▶ [PROBLEM TO SOLVE]: An exact copy of all the data is required, with pictures left out.

-------- RAW DATA --------

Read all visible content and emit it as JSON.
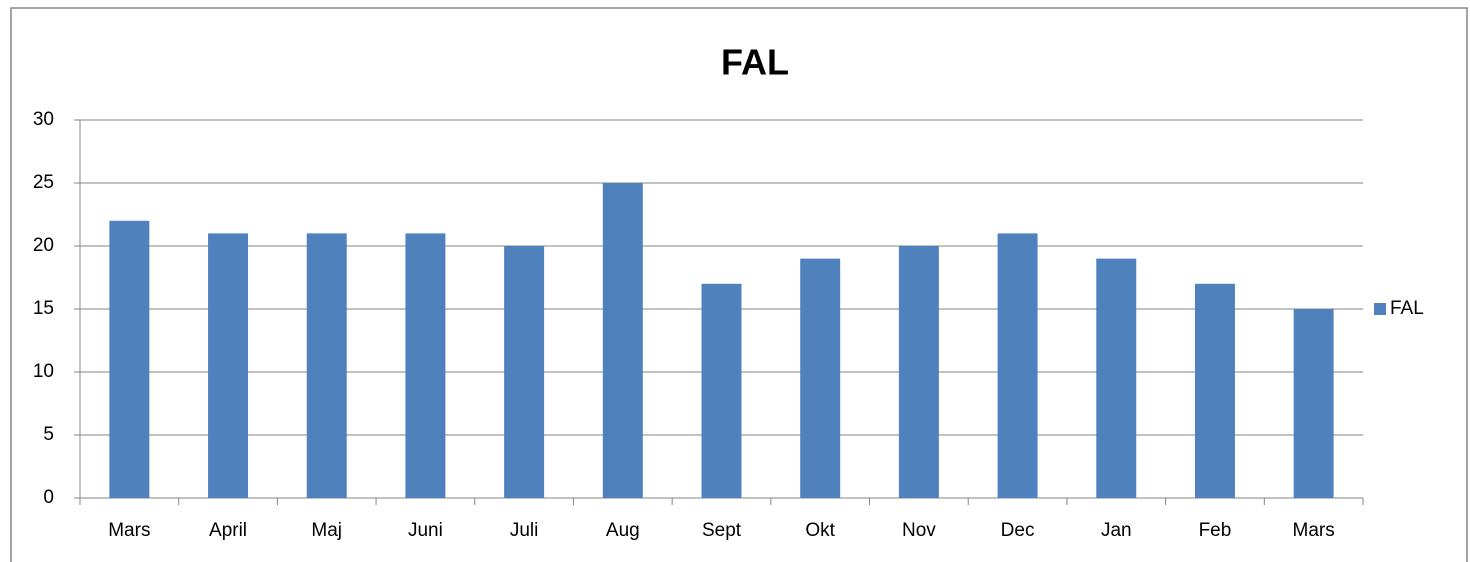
{
  "chart_data": {
    "type": "bar",
    "title": "FAL",
    "categories": [
      "Mars",
      "April",
      "Maj",
      "Juni",
      "Juli",
      "Aug",
      "Sept",
      "Okt",
      "Nov",
      "Dec",
      "Jan",
      "Feb",
      "Mars"
    ],
    "series": [
      {
        "name": "FAL",
        "color": "#4f81bd",
        "values": [
          22,
          21,
          21,
          21,
          20,
          25,
          17,
          19,
          20,
          21,
          19,
          17,
          15
        ]
      }
    ],
    "ylim": [
      0,
      30
    ],
    "yticks": [
      0,
      5,
      10,
      15,
      20,
      25,
      30
    ],
    "grid": true,
    "legend": "right"
  }
}
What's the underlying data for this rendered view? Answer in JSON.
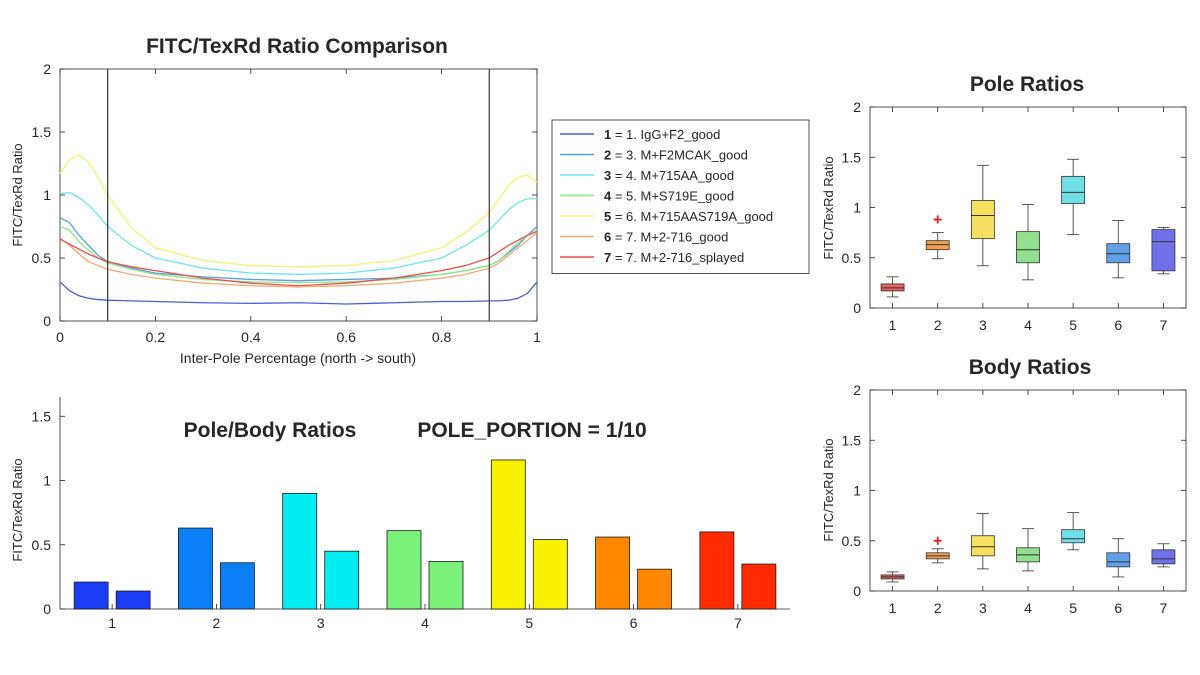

--------

▶ [SOLUTION FOR THIS EXERCISE]:
Read all visible content and emit it as JSON.
{
  "chart_data": {
    "type": "bar",
    "title": "FAL",
    "categories": [
      "Mars",
      "April",
      "Maj",
      "Juni",
      "Juli",
      "Aug",
      "Sept",
      "Okt",
      "Nov",
      "Dec",
      "Jan",
      "Feb",
      "Mars"
    ],
    "series": [
      {
        "name": "FAL",
        "color": "#4f81bd",
        "values": [
          22,
          21,
          21,
          21,
          20,
          25,
          17,
          19,
          20,
          21,
          19,
          17,
          15
        ]
      }
    ],
    "ylim": [
      0,
      30
    ],
    "yticks": [
      0,
      5,
      10,
      15,
      20,
      25,
      30
    ],
    "grid": true,
    "legend": "right"
  }
}
What's the underlying data for this rendered view? Answer in JSON.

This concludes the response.